*** Material supplied

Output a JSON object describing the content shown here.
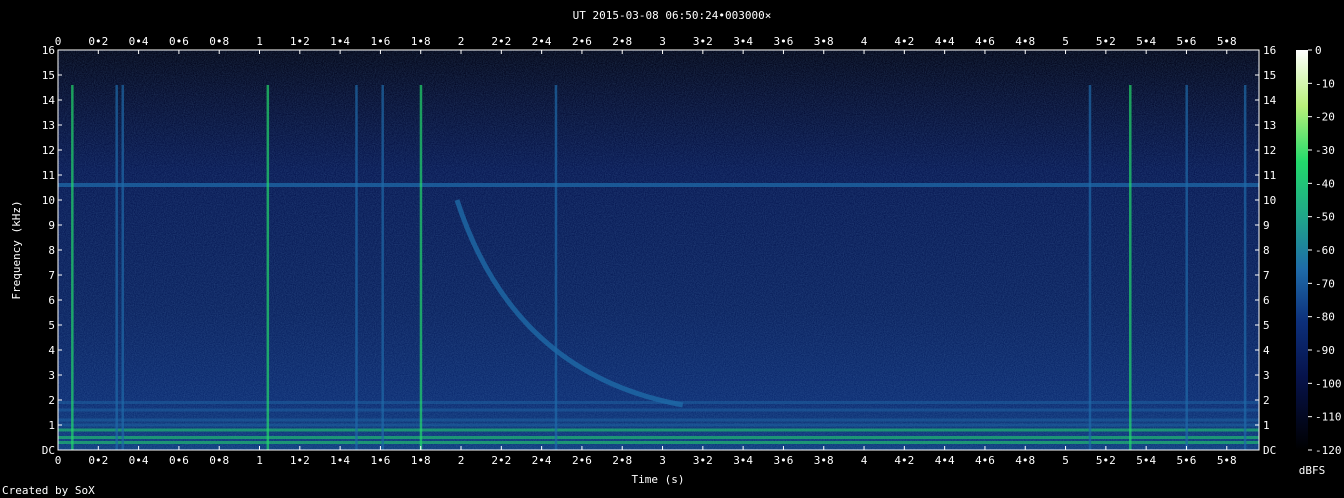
{
  "title": "UT 2015-03-08 06:50:24•003000×",
  "footer": "Created by SoX",
  "chart_data": {
    "type": "heatmap",
    "title": "UT 2015-03-08 06:50:24•003000×",
    "xlabel": "Time (s)",
    "ylabel": "Frequency (kHz)",
    "xlim": [
      0,
      5.96
    ],
    "ylim": [
      0,
      16
    ],
    "x_ticks": [
      "0",
      "0•2",
      "0•4",
      "0•6",
      "0•8",
      "1",
      "1•2",
      "1•4",
      "1•6",
      "1•8",
      "2",
      "2•2",
      "2•4",
      "2•6",
      "2•8",
      "3",
      "3•2",
      "3•4",
      "3•6",
      "3•8",
      "4",
      "4•2",
      "4•4",
      "4•6",
      "4•8",
      "5",
      "5•2",
      "5•4",
      "5•6",
      "5•8"
    ],
    "x_tick_values": [
      0,
      0.2,
      0.4,
      0.6,
      0.8,
      1,
      1.2,
      1.4,
      1.6,
      1.8,
      2,
      2.2,
      2.4,
      2.6,
      2.8,
      3,
      3.2,
      3.4,
      3.6,
      3.8,
      4,
      4.2,
      4.4,
      4.6,
      4.8,
      5,
      5.2,
      5.4,
      5.6,
      5.8
    ],
    "y_ticks": [
      "DC",
      "1",
      "2",
      "3",
      "4",
      "5",
      "6",
      "7",
      "8",
      "9",
      "10",
      "11",
      "12",
      "13",
      "14",
      "15",
      "16"
    ],
    "y_tick_values": [
      0,
      1,
      2,
      3,
      4,
      5,
      6,
      7,
      8,
      9,
      10,
      11,
      12,
      13,
      14,
      15,
      16
    ],
    "colorbar": {
      "label": "dBFS",
      "ticks": [
        "0",
        "-10",
        "-20",
        "-30",
        "-40",
        "-50",
        "-60",
        "-70",
        "-80",
        "-90",
        "-100",
        "-110",
        "-120"
      ],
      "tick_values": [
        0,
        -10,
        -20,
        -30,
        -40,
        -50,
        -60,
        -70,
        -80,
        -90,
        -100,
        -110,
        -120
      ],
      "range": [
        -120,
        0
      ]
    },
    "features": {
      "horizontal_tone_khz": 10.6,
      "low_freq_bands_khz": [
        0.3,
        0.5,
        0.8,
        1.0,
        1.2,
        1.6,
        1.9
      ],
      "vertical_sferics_s": [
        0.07,
        0.29,
        0.32,
        1.04,
        1.48,
        1.61,
        1.8,
        2.47,
        5.12,
        5.32,
        5.6,
        5.89
      ],
      "whistler": {
        "start_s": 1.98,
        "start_khz": 10,
        "end_s": 3.1,
        "end_khz": 1.8
      }
    },
    "colors": {
      "background": "#000000",
      "low": "#06124a",
      "mid": "#1e6aa8",
      "high": "#22d96b",
      "peak": "#ffffff"
    }
  }
}
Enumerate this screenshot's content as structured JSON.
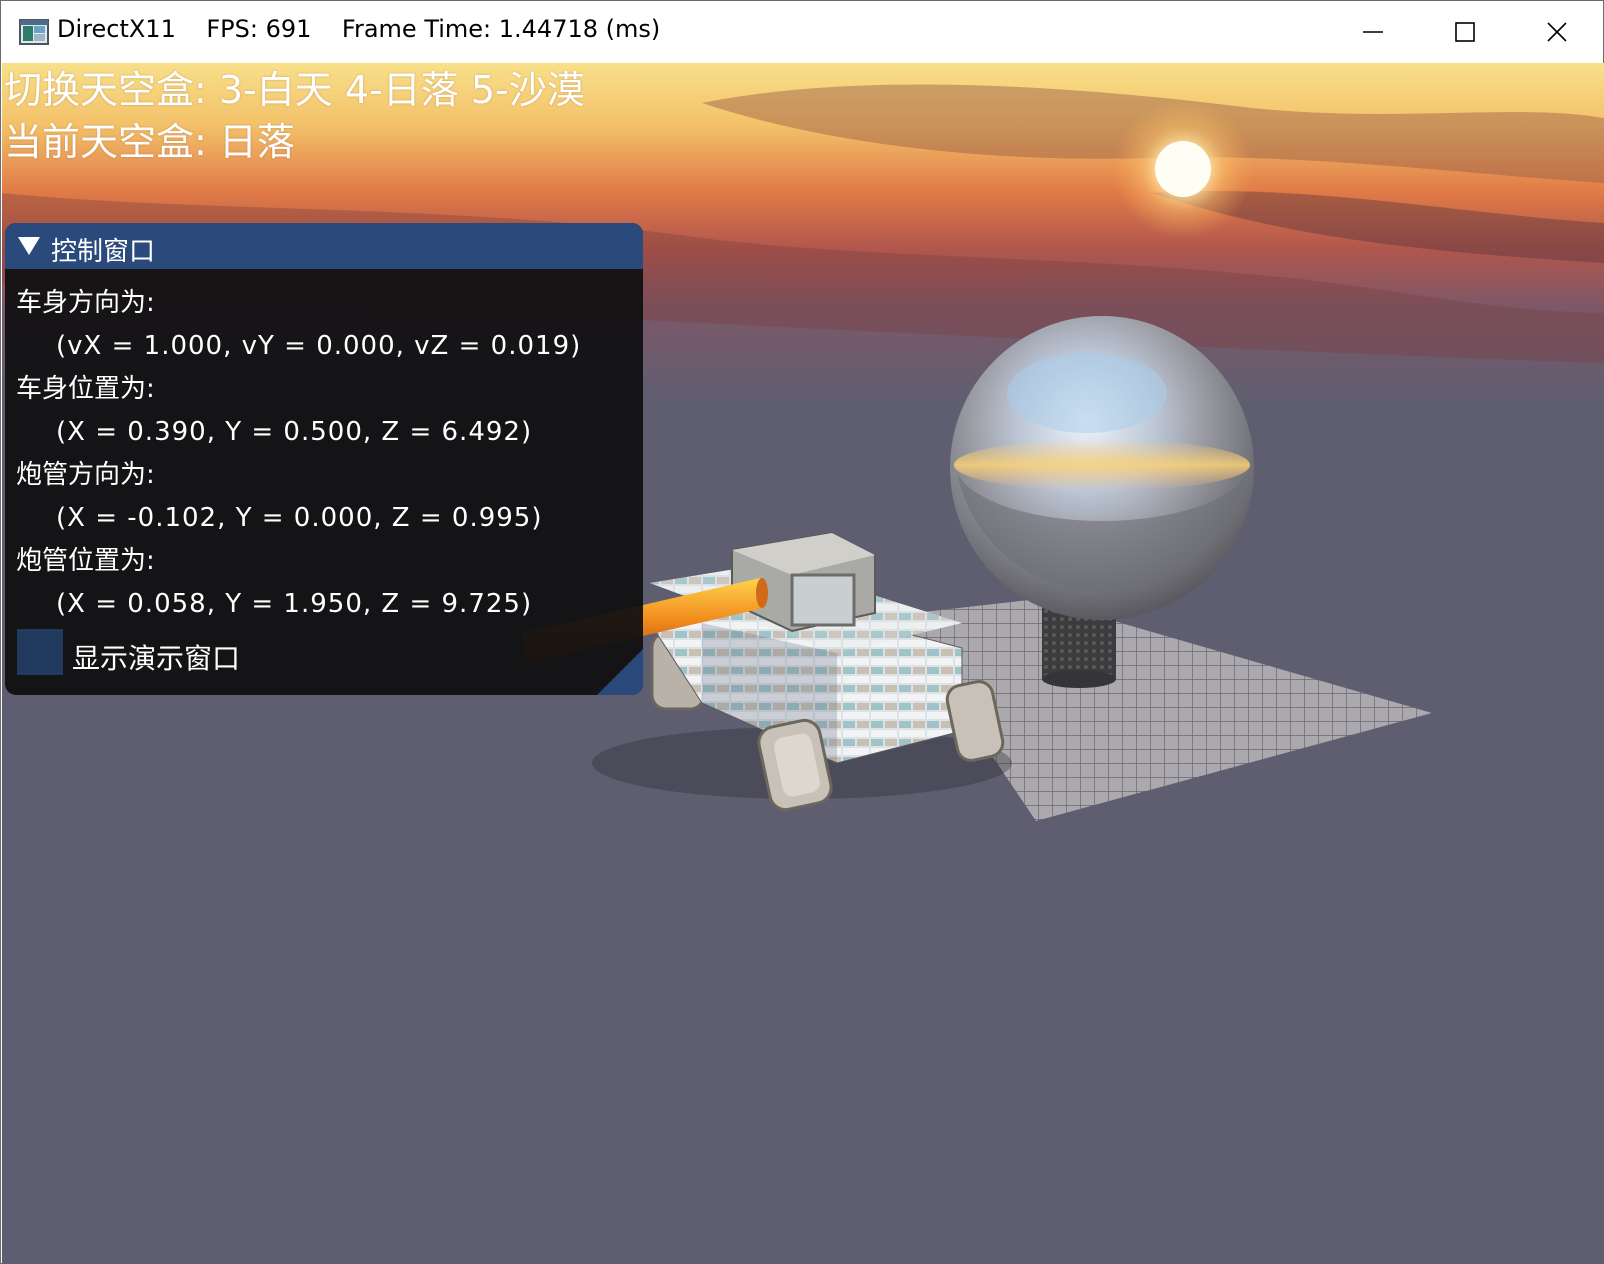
{
  "window": {
    "title": "DirectX11    FPS: 691    Frame Time: 1.44718 (ms)",
    "buttons": {
      "minimize": "minimize-icon",
      "maximize": "maximize-icon",
      "close": "close-icon"
    }
  },
  "hud": {
    "skybox_switch": "切换天空盒: 3-白天 4-日落 5-沙漠",
    "current_skybox": "当前天空盒: 日落"
  },
  "control_panel": {
    "title": "控制窗口",
    "rows": [
      {
        "label": "车身方向为:",
        "value": "(vX = 1.000, vY = 0.000, vZ = 0.019)"
      },
      {
        "label": "车身位置为:",
        "value": "(X = 0.390, Y = 0.500, Z = 6.492)"
      },
      {
        "label": "炮管方向为:",
        "value": "(X = -0.102, Y = 0.000, Z = 0.995)"
      },
      {
        "label": "炮管位置为:",
        "value": "(X = 0.058, Y = 1.950, Z = 9.725)"
      }
    ],
    "checkbox_label": "显示演示窗口",
    "checkbox_checked": false
  },
  "colors": {
    "panel_header": "#294a7a",
    "panel_bg": "#101011",
    "checkbox_bg": "#223a5e",
    "ground_haze": "#5f5e71"
  }
}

******

Transcribe the full listing above exactly, with the images removed.

Output a JSON object describing the content shown here.
{
  "title": "UT 2015-03-08 06:50:24•003000×",
  "footer": "Created by SoX",
  "chart_data": {
    "type": "heatmap",
    "title": "UT 2015-03-08 06:50:24•003000×",
    "xlabel": "Time (s)",
    "ylabel": "Frequency (kHz)",
    "xlim": [
      0,
      5.96
    ],
    "ylim": [
      0,
      16
    ],
    "x_ticks": [
      "0",
      "0•2",
      "0•4",
      "0•6",
      "0•8",
      "1",
      "1•2",
      "1•4",
      "1•6",
      "1•8",
      "2",
      "2•2",
      "2•4",
      "2•6",
      "2•8",
      "3",
      "3•2",
      "3•4",
      "3•6",
      "3•8",
      "4",
      "4•2",
      "4•4",
      "4•6",
      "4•8",
      "5",
      "5•2",
      "5•4",
      "5•6",
      "5•8"
    ],
    "x_tick_values": [
      0,
      0.2,
      0.4,
      0.6,
      0.8,
      1,
      1.2,
      1.4,
      1.6,
      1.8,
      2,
      2.2,
      2.4,
      2.6,
      2.8,
      3,
      3.2,
      3.4,
      3.6,
      3.8,
      4,
      4.2,
      4.4,
      4.6,
      4.8,
      5,
      5.2,
      5.4,
      5.6,
      5.8
    ],
    "y_ticks": [
      "DC",
      "1",
      "2",
      "3",
      "4",
      "5",
      "6",
      "7",
      "8",
      "9",
      "10",
      "11",
      "12",
      "13",
      "14",
      "15",
      "16"
    ],
    "y_tick_values": [
      0,
      1,
      2,
      3,
      4,
      5,
      6,
      7,
      8,
      9,
      10,
      11,
      12,
      13,
      14,
      15,
      16
    ],
    "colorbar": {
      "label": "dBFS",
      "ticks": [
        "0",
        "-10",
        "-20",
        "-30",
        "-40",
        "-50",
        "-60",
        "-70",
        "-80",
        "-90",
        "-100",
        "-110",
        "-120"
      ],
      "tick_values": [
        0,
        -10,
        -20,
        -30,
        -40,
        -50,
        -60,
        -70,
        -80,
        -90,
        -100,
        -110,
        -120
      ],
      "range": [
        -120,
        0
      ]
    },
    "features": {
      "horizontal_tone_khz": 10.6,
      "low_freq_bands_khz": [
        0.3,
        0.5,
        0.8,
        1.0,
        1.2,
        1.6,
        1.9
      ],
      "vertical_sferics_s": [
        0.07,
        0.29,
        0.32,
        1.04,
        1.48,
        1.61,
        1.8,
        2.47,
        5.12,
        5.32,
        5.6,
        5.89
      ],
      "whistler": {
        "start_s": 1.98,
        "start_khz": 10,
        "end_s": 3.1,
        "end_khz": 1.8
      }
    },
    "colors": {
      "background": "#000000",
      "low": "#06124a",
      "mid": "#1e6aa8",
      "high": "#22d96b",
      "peak": "#ffffff"
    }
  }
}
Enumerate this screenshot's content as structured JSON.
{
  "window": {
    "title": "DirectX11    FPS: 691    Frame Time: 1.44718 (ms)",
    "buttons": {
      "minimize": "minimize-icon",
      "maximize": "maximize-icon",
      "close": "close-icon"
    }
  },
  "hud": {
    "skybox_switch": "切换天空盒: 3-白天 4-日落 5-沙漠",
    "current_skybox": "当前天空盒: 日落"
  },
  "control_panel": {
    "title": "控制窗口",
    "rows": [
      {
        "label": "车身方向为:",
        "value": "(vX = 1.000, vY = 0.000, vZ = 0.019)"
      },
      {
        "label": "车身位置为:",
        "value": "(X = 0.390, Y = 0.500, Z = 6.492)"
      },
      {
        "label": "炮管方向为:",
        "value": "(X = -0.102, Y = 0.000, Z = 0.995)"
      },
      {
        "label": "炮管位置为:",
        "value": "(X = 0.058, Y = 1.950, Z = 9.725)"
      }
    ],
    "checkbox_label": "显示演示窗口",
    "checkbox_checked": false
  },
  "colors": {
    "panel_header": "#294a7a",
    "panel_bg": "#101011",
    "checkbox_bg": "#223a5e",
    "ground_haze": "#5f5e71"
  }
}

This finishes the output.